Return the count of lines with the string "视觉识别" in them, and nothing else.

# Start of Supplied records

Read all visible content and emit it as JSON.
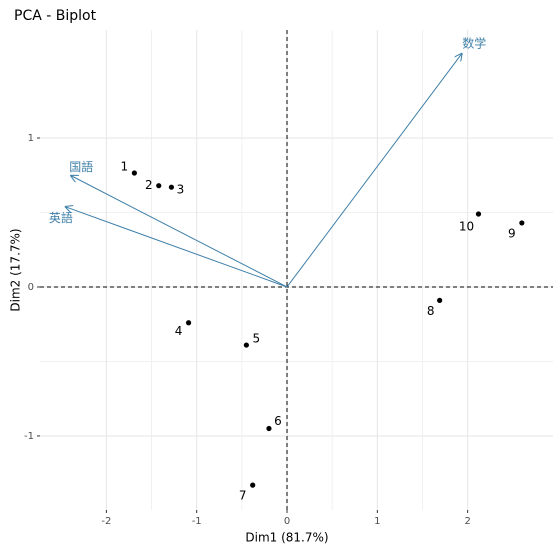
{
  "chart_data": {
    "type": "biplot",
    "title": "PCA - Biplot",
    "x_label": "Dim1 (81.7%)",
    "y_label": "Dim2 (17.7%)",
    "points": {
      "labels": [
        "1",
        "2",
        "3",
        "4",
        "5",
        "6",
        "7",
        "8",
        "9",
        "10"
      ],
      "x": [
        -1.69,
        -1.42,
        -1.28,
        -1.09,
        -0.45,
        -0.2,
        -0.38,
        1.69,
        2.6,
        2.12
      ],
      "y": [
        0.765,
        0.68,
        0.67,
        -0.24,
        -0.39,
        -0.95,
        -1.33,
        -0.09,
        0.43,
        0.49
      ],
      "color": "#000000"
    },
    "vectors": {
      "names": [
        "数学",
        "国語",
        "英語"
      ],
      "x": [
        1.94,
        -2.4,
        -2.46
      ],
      "y": [
        1.57,
        0.75,
        0.54
      ],
      "color": "#3f7fa8"
    },
    "xlim": [
      -2.735,
      2.945
    ],
    "ylim": [
      -1.497,
      1.725
    ],
    "xticks": [
      -2,
      -1,
      0,
      1,
      2
    ],
    "yticks": [
      -1,
      0,
      1
    ],
    "grid": true
  }
}
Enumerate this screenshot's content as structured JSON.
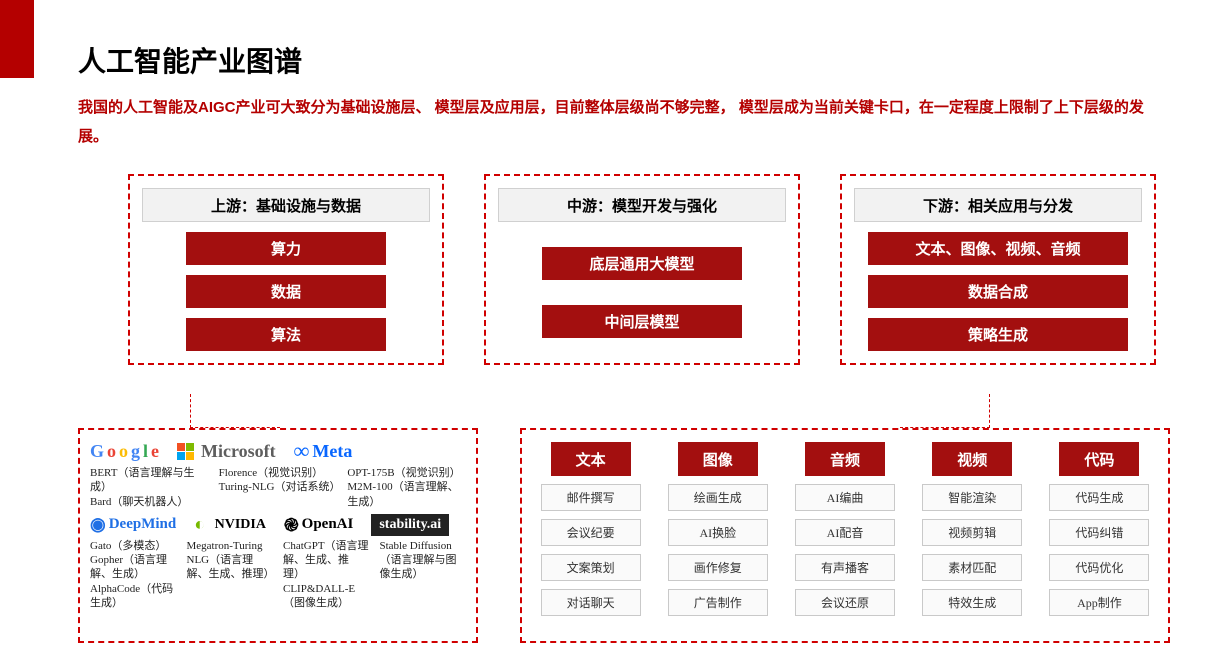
{
  "title": "人工智能产业图谱",
  "subtitle": "我国的人工智能及AIGC产业可大致分为基础设施层、 模型层及应用层，目前整体层级尚不够完整， 模型层成为当前关键卡口，在一定程度上限制了上下层级的发展。",
  "colors": {
    "accent": "#b40000",
    "block": "#a30f0f",
    "dash": "#d00000",
    "headBg": "#f2f2f2",
    "headBorder": "#d0d0d0",
    "itemBorder": "#c9c9c9",
    "itemBg": "#fafafa"
  },
  "upstream": {
    "head": "上游：基础设施与数据",
    "items": [
      "算力",
      "数据",
      "算法"
    ]
  },
  "midstream": {
    "head": "中游：模型开发与强化",
    "items": [
      "底层通用大模型",
      "中间层模型"
    ]
  },
  "downstream": {
    "head": "下游：相关应用与分发",
    "items": [
      "文本、图像、视频、音频",
      "数据合成",
      "策略生成"
    ]
  },
  "companies": {
    "row1": [
      {
        "name": "Google",
        "color": "#4285f4",
        "models": "BERT（语言理解与生成）\nBard（聊天机器人）"
      },
      {
        "name": "Microsoft",
        "color": "#5e5e5e",
        "models": "Florence（视觉识别）\nTuring-NLG（对话系统）"
      },
      {
        "name": "Meta",
        "color": "#0866ff",
        "models": "OPT-175B（视觉识别）\nM2M-100（语言理解、生成）"
      }
    ],
    "row2": [
      {
        "name": "DeepMind",
        "color": "#1f6fe5",
        "models": "Gato（多模态）\nGopher（语言理解、生成）\nAlphaCode（代码生成）"
      },
      {
        "name": "NVIDIA",
        "color": "#76b900",
        "models": "Megatron-Turing NLG（语言理解、生成、推理）"
      },
      {
        "name": "OpenAI",
        "color": "#000",
        "models": "ChatGPT（语言理解、生成、推理）\nCLIP&DALL-E（图像生成）"
      },
      {
        "name": "stability.ai",
        "color": "#fff",
        "models": "Stable Diffusion（语言理解与图像生成）"
      }
    ]
  },
  "apps": [
    {
      "head": "文本",
      "items": [
        "邮件撰写",
        "会议纪要",
        "文案策划",
        "对话聊天"
      ]
    },
    {
      "head": "图像",
      "items": [
        "绘画生成",
        "AI换脸",
        "画作修复",
        "广告制作"
      ]
    },
    {
      "head": "音频",
      "items": [
        "AI编曲",
        "AI配音",
        "有声播客",
        "会议还原"
      ]
    },
    {
      "head": "视频",
      "items": [
        "智能渲染",
        "视频剪辑",
        "素材匹配",
        "特效生成"
      ]
    },
    {
      "head": "代码",
      "items": [
        "代码生成",
        "代码纠错",
        "代码优化",
        "App制作"
      ]
    }
  ]
}
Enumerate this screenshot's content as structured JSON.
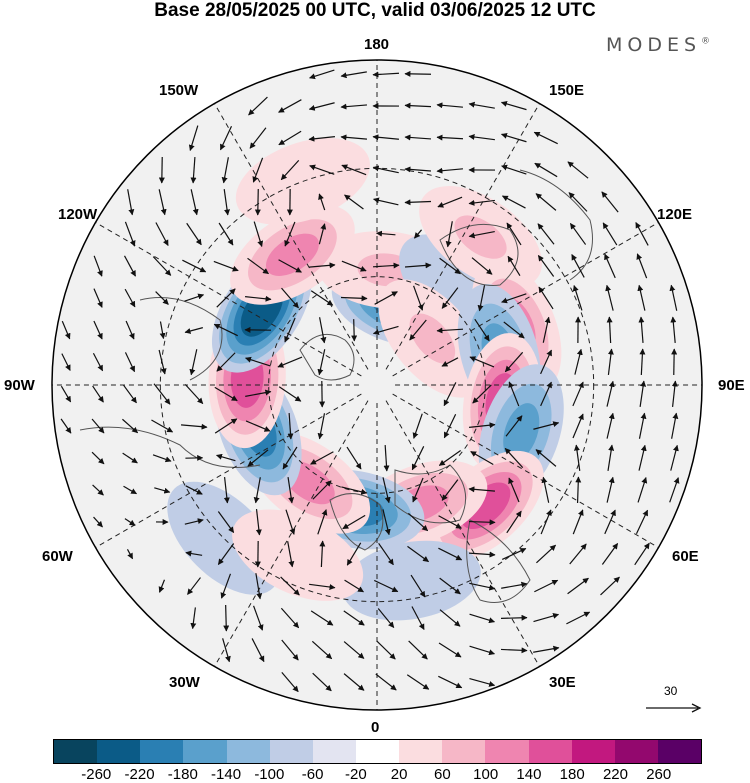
{
  "title": "Base 28/05/2025 00 UTC, valid 03/06/2025 12 UTC",
  "brand": "MODES",
  "brand_mark": "®",
  "longitude_labels": {
    "top": "180",
    "top_left": "150W",
    "top_right": "150E",
    "upper_left": "120W",
    "upper_right": "120E",
    "left": "90W",
    "right": "90E",
    "lower_left": "60W",
    "lower_right": "60E",
    "bottom_left": "30W",
    "bottom_right": "30E",
    "bottom": "0"
  },
  "reference_vector": {
    "value": "30"
  },
  "colorbar": {
    "colors": [
      "#08445e",
      "#0b5b87",
      "#2a7fb3",
      "#5aa0cc",
      "#8db9dd",
      "#c0cde6",
      "#e3e4f1",
      "#ffffff",
      "#fbdde0",
      "#f6b7c7",
      "#ef85b0",
      "#e0509a",
      "#c2187f",
      "#93086e",
      "#5a0066"
    ],
    "ticks": [
      "-260",
      "-220",
      "-180",
      "-140",
      "-100",
      "-60",
      "-20",
      "20",
      "60",
      "100",
      "140",
      "180",
      "220",
      "260"
    ]
  },
  "anomalies": [
    {
      "lon": 164,
      "lat": 67,
      "value": -180
    },
    {
      "lon": 175,
      "lat": 58,
      "value": 100
    },
    {
      "lon": 140,
      "lat": 55,
      "value": -60
    },
    {
      "lon": 145,
      "lat": 40,
      "value": 100
    },
    {
      "lon": 130,
      "lat": 70,
      "value": 100
    },
    {
      "lon": 113,
      "lat": 48,
      "value": 140
    },
    {
      "lon": 105,
      "lat": 55,
      "value": -140
    },
    {
      "lon": 82,
      "lat": 55,
      "value": 180
    },
    {
      "lon": 72,
      "lat": 48,
      "value": -140
    },
    {
      "lon": 42,
      "lat": 45,
      "value": 180
    },
    {
      "lon": 20,
      "lat": 55,
      "value": 140
    },
    {
      "lon": 10,
      "lat": 35,
      "value": -60
    },
    {
      "lon": -10,
      "lat": 55,
      "value": -180
    },
    {
      "lon": -35,
      "lat": 57,
      "value": 140
    },
    {
      "lon": -70,
      "lat": 55,
      "value": -180
    },
    {
      "lon": -93,
      "lat": 54,
      "value": 180
    },
    {
      "lon": -123,
      "lat": 52,
      "value": -220
    },
    {
      "lon": -147,
      "lat": 47,
      "value": 140
    },
    {
      "lon": -160,
      "lat": 30,
      "value": 60
    },
    {
      "lon": -45,
      "lat": 30,
      "value": -60
    },
    {
      "lon": -25,
      "lat": 38,
      "value": 60
    },
    {
      "lon": 157,
      "lat": 35,
      "value": -20
    }
  ]
}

# End of Supplied records

Response to the exercise - 2